The task | Every entry must be duplicated precisely as written.

Information supplied |
__________________________________________________
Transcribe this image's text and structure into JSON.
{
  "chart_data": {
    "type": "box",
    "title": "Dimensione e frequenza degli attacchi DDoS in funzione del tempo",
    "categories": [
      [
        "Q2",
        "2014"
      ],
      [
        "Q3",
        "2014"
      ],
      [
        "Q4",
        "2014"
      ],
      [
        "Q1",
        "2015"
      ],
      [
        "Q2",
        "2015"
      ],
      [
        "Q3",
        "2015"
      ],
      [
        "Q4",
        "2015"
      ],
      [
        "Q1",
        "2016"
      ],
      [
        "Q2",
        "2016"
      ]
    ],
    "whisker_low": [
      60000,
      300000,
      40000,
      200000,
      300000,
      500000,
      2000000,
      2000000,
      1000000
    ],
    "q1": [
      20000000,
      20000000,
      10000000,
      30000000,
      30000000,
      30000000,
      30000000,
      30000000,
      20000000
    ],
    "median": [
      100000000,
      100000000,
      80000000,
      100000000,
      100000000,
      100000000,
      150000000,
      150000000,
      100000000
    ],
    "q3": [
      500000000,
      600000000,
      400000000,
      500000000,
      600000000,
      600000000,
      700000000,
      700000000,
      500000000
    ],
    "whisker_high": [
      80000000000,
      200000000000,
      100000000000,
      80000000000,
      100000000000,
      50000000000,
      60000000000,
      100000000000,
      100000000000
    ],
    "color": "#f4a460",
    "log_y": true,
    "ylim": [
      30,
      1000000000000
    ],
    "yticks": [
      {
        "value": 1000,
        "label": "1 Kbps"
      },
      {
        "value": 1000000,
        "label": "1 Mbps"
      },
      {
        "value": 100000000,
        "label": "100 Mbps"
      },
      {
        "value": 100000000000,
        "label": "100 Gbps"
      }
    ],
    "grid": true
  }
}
__________________________________________________
Response below |
Transcribe this image's text and structure into JSON.
{
  "chart_data": {
    "type": "box",
    "title": "Dimensione e frequenza degli attacchi DDoS in funzione del tempo",
    "categories": [
      [
        "Q2",
        "2014"
      ],
      [
        "Q3",
        "2014"
      ],
      [
        "Q4",
        "2014"
      ],
      [
        "Q1",
        "2015"
      ],
      [
        "Q2",
        "2015"
      ],
      [
        "Q3",
        "2015"
      ],
      [
        "Q4",
        "2015"
      ],
      [
        "Q1",
        "2016"
      ],
      [
        "Q2",
        "2016"
      ]
    ],
    "whisker_low": [
      60000,
      300000,
      40000,
      200000,
      300000,
      500000,
      2000000,
      2000000,
      1000000
    ],
    "q1": [
      20000000,
      20000000,
      10000000,
      30000000,
      30000000,
      30000000,
      30000000,
      30000000,
      20000000
    ],
    "median": [
      100000000,
      100000000,
      80000000,
      100000000,
      100000000,
      100000000,
      150000000,
      150000000,
      100000000
    ],
    "q3": [
      500000000,
      600000000,
      400000000,
      500000000,
      600000000,
      600000000,
      700000000,
      700000000,
      500000000
    ],
    "whisker_high": [
      80000000000,
      200000000000,
      100000000000,
      80000000000,
      100000000000,
      50000000000,
      60000000000,
      100000000000,
      100000000000
    ],
    "color": "#f4a460",
    "log_y": true,
    "ylim": [
      30,
      1000000000000
    ],
    "yticks": [
      {
        "value": 1000,
        "label": "1 Kbps"
      },
      {
        "value": 1000000,
        "label": "1 Mbps"
      },
      {
        "value": 100000000,
        "label": "100 Mbps"
      },
      {
        "value": 100000000000,
        "label": "100 Gbps"
      }
    ],
    "grid": true
  }
}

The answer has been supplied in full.